• [YOUR OBJECTIVE]: Reproduce all records verbatim.
— start of DATA SHOWN —
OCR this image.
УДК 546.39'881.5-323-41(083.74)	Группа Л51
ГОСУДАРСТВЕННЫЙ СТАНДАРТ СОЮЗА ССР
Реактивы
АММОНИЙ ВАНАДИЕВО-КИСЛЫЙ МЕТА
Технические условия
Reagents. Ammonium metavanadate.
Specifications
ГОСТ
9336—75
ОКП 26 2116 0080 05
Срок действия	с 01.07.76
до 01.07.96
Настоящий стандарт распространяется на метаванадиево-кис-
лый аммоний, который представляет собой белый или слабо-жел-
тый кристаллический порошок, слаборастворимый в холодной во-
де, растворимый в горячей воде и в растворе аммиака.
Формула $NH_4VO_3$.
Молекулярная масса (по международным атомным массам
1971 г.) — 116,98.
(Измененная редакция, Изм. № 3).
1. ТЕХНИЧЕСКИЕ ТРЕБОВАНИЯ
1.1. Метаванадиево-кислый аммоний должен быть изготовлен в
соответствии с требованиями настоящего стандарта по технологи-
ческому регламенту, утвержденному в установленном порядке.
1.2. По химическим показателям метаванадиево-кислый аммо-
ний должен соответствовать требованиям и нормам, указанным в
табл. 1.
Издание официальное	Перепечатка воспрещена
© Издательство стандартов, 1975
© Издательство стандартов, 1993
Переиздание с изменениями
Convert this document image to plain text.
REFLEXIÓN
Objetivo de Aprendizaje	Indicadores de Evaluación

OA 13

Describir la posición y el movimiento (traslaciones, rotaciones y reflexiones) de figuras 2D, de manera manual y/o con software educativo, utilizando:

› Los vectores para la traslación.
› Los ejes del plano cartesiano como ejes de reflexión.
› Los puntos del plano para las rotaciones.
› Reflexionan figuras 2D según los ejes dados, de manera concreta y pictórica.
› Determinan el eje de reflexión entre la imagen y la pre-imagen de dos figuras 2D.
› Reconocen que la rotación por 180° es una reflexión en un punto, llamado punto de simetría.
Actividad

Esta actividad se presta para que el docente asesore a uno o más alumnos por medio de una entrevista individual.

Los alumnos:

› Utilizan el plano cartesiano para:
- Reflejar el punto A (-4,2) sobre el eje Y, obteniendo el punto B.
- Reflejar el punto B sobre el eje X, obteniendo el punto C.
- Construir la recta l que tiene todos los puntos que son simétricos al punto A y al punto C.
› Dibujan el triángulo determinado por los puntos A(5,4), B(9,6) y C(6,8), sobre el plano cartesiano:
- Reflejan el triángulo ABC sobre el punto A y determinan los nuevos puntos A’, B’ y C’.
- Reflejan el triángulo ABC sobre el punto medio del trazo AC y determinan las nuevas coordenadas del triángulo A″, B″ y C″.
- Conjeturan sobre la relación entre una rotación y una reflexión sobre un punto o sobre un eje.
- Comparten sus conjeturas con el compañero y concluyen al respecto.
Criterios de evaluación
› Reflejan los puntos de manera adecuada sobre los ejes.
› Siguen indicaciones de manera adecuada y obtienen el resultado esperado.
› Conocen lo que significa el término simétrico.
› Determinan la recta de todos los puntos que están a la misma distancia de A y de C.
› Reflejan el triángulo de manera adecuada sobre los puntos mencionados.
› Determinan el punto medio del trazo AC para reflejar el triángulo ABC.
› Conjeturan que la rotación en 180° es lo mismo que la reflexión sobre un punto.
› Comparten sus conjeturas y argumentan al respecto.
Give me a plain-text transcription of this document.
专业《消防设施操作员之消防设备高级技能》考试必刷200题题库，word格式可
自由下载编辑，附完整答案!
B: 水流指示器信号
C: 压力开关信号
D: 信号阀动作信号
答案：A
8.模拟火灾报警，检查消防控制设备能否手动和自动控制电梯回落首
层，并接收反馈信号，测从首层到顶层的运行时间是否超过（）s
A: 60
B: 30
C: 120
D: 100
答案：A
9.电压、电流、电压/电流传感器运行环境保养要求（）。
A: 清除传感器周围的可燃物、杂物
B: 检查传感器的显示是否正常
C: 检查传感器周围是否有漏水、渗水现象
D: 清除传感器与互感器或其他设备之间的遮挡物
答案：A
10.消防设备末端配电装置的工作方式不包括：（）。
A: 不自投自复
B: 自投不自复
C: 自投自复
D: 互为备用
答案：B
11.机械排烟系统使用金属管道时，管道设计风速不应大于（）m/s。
— end of DATA SHOWN —
• [EXPECTED ANSWER]:
OCR this image.
УДК 546.39'881.5-323-41(083.74)	Группа Л51
ГОСУДАРСТВЕННЫЙ СТАНДАРТ СОЮЗА ССР
Реактивы
АММОНИЙ ВАНАДИЕВО-КИСЛЫЙ МЕТА
Технические условия
Reagents. Ammonium metavanadate.
Specifications
ГОСТ
9336—75
ОКП 26 2116 0080 05
Срок действия	с 01.07.76
до 01.07.96
Настоящий стандарт распространяется на метаванадиево-кис-
лый аммоний, который представляет собой белый или слабо-жел-
тый кристаллический порошок, слаборастворимый в холодной во-
де, растворимый в горячей воде и в растворе аммиака.
Формула $NH_4VO_3$.
Молекулярная масса (по международным атомным массам
1971 г.) — 116,98.
(Измененная редакция, Изм. № 3).
1. ТЕХНИЧЕСКИЕ ТРЕБОВАНИЯ
1.1. Метаванадиево-кислый аммоний должен быть изготовлен в
соответствии с требованиями настоящего стандарта по технологи-
ческому регламенту, утвержденному в установленном порядке.
1.2. По химическим показателям метаванадиево-кислый аммо-
ний должен соответствовать требованиям и нормам, указанным в
табл. 1.
Издание официальное	Перепечатка воспрещена
© Издательство стандартов, 1975
© Издательство стандартов, 1993
Переиздание с изменениями
Convert this document image to plain text.
REFLEXIÓN
Objetivo de Aprendizaje	Indicadores de Evaluación

OA 13

Describir la posición y el movimiento (traslaciones, rotaciones y reflexiones) de figuras 2D, de manera manual y/o con software educativo, utilizando:

› Los vectores para la traslación.
› Los ejes del plano cartesiano como ejes de reflexión.
› Los puntos del plano para las rotaciones.
› Reflexionan figuras 2D según los ejes dados, de manera concreta y pictórica.
› Determinan el eje de reflexión entre la imagen y la pre-imagen de dos figuras 2D.
› Reconocen que la rotación por 180° es una reflexión en un punto, llamado punto de simetría.
Actividad

Esta actividad se presta para que el docente asesore a uno o más alumnos por medio de una entrevista individual.

Los alumnos:

› Utilizan el plano cartesiano para:
- Reflejar el punto A (-4,2) sobre el eje Y, obteniendo el punto B.
- Reflejar el punto B sobre el eje X, obteniendo el punto C.
- Construir la recta l que tiene todos los puntos que son simétricos al punto A y al punto C.
› Dibujan el triángulo determinado por los puntos A(5,4), B(9,6) y C(6,8), sobre el plano cartesiano:
- Reflejan el triángulo ABC sobre el punto A y determinan los nuevos puntos A’, B’ y C’.
- Reflejan el triángulo ABC sobre el punto medio del trazo AC y determinan las nuevas coordenadas del triángulo A″, B″ y C″.
- Conjeturan sobre la relación entre una rotación y una reflexión sobre un punto o sobre un eje.
- Comparten sus conjeturas con el compañero y concluyen al respecto.
Criterios de evaluación
› Reflejan los puntos de manera adecuada sobre los ejes.
› Siguen indicaciones de manera adecuada y obtienen el resultado esperado.
› Conocen lo que significa el término simétrico.
› Determinan la recta de todos los puntos que están a la misma distancia de A y de C.
› Reflejan el triángulo de manera adecuada sobre los puntos mencionados.
› Determinan el punto medio del trazo AC para reflejar el triángulo ABC.
› Conjeturan que la rotación en 180° es lo mismo que la reflexión sobre un punto.
› Comparten sus conjeturas y argumentan al respecto.
Give me a plain-text transcription of this document.
专业《消防设施操作员之消防设备高级技能》考试必刷200题题库，word格式可
自由下载编辑，附完整答案!
B: 水流指示器信号
C: 压力开关信号
D: 信号阀动作信号
答案：A
8.模拟火灾报警，检查消防控制设备能否手动和自动控制电梯回落首
层，并接收反馈信号，测从首层到顶层的运行时间是否超过（）s
A: 60
B: 30
C: 120
D: 100
答案：A
9.电压、电流、电压/电流传感器运行环境保养要求（）。
A: 清除传感器周围的可燃物、杂物
B: 检查传感器的显示是否正常
C: 检查传感器周围是否有漏水、渗水现象
D: 清除传感器与互感器或其他设备之间的遮挡物
答案：A
10.消防设备末端配电装置的工作方式不包括：（）。
A: 不自投自复
B: 自投不自复
C: 自投自复
D: 互为备用
答案：B
11.机械排烟系统使用金属管道时，管道设计风速不应大于（）m/s。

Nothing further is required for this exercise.